# Your instructions
Look through the records that follow. Copy every line containing the word "ajsmotorcycles".

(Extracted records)
** BEGIN **
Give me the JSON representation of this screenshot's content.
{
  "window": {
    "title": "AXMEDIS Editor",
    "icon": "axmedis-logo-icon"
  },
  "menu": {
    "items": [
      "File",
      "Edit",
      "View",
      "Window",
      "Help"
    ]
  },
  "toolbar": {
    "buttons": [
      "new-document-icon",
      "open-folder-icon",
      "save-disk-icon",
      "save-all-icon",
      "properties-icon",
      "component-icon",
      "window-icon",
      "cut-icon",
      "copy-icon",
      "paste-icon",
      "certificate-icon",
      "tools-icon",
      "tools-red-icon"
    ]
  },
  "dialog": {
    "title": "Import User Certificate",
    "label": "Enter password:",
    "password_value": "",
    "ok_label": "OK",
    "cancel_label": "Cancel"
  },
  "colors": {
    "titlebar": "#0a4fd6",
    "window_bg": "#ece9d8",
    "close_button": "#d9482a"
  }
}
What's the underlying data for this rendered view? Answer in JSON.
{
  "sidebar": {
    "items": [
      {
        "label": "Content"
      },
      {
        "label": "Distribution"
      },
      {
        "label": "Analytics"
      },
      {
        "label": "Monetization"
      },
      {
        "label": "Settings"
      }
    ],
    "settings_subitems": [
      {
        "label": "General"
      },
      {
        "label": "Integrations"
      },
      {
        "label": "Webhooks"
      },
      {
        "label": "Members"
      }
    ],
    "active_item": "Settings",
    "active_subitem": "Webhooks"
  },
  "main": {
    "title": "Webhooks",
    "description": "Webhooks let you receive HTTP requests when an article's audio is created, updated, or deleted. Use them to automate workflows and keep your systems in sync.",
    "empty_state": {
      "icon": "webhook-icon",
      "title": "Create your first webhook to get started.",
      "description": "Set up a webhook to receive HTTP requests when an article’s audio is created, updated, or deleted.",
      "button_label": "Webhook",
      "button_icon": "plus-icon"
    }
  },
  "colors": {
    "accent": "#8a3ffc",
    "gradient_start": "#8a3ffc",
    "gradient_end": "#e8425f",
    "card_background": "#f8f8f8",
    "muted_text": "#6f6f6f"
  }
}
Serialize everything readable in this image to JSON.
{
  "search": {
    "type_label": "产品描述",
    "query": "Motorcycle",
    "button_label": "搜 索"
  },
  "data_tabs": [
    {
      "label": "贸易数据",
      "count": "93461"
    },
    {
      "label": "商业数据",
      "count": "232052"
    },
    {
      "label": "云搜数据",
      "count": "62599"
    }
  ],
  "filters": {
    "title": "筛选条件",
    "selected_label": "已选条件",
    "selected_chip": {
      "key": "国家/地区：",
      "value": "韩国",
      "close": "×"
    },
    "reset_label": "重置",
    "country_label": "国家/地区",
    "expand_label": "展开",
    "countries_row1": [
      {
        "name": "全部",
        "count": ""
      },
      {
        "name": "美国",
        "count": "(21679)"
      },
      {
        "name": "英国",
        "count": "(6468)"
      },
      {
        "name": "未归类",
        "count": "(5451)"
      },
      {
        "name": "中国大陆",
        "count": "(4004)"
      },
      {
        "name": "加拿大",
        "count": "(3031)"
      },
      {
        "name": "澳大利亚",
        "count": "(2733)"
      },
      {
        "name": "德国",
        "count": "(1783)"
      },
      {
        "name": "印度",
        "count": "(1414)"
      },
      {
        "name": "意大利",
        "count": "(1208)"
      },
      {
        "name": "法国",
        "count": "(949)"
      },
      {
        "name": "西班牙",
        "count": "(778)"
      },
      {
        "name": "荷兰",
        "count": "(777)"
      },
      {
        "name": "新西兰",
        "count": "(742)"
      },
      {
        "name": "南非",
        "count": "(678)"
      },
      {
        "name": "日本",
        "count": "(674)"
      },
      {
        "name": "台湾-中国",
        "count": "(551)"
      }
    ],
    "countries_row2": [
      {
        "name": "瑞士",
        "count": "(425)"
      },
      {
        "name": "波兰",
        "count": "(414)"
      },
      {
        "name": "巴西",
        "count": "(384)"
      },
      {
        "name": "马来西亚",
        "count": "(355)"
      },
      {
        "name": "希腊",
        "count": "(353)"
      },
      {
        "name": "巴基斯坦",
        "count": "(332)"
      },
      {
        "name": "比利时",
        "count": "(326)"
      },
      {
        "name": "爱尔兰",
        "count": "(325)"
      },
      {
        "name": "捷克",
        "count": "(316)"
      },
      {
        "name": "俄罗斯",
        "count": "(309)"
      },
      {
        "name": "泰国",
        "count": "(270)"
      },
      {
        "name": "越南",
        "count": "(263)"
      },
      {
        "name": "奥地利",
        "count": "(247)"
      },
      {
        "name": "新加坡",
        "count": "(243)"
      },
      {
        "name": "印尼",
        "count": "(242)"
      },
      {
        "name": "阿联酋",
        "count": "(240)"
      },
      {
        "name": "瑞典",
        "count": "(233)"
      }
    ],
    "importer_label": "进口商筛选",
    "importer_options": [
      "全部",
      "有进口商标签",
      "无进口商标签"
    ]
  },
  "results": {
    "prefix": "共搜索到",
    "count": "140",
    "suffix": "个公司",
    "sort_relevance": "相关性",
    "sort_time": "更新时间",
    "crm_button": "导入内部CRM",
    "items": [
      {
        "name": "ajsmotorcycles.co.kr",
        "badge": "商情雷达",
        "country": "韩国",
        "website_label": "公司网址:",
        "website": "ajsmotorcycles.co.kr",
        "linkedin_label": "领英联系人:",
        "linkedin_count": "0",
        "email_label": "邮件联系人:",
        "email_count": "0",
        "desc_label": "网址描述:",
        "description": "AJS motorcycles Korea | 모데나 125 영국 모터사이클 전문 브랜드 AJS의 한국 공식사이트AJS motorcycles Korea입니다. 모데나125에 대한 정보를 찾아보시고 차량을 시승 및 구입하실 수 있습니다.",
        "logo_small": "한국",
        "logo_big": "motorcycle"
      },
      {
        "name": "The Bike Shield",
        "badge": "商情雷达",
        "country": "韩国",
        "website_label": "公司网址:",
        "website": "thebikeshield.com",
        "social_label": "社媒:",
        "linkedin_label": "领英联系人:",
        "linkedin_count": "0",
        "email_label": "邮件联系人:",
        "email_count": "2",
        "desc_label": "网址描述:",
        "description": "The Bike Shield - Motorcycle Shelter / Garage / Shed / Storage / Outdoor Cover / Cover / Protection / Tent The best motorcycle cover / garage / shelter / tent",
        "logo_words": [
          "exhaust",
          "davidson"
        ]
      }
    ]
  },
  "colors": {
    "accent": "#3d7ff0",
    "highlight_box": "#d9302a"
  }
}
** END **
# Expected answer
        "name": "ajsmotorcycles.co.kr",
        "website": "ajsmotorcycles.co.kr",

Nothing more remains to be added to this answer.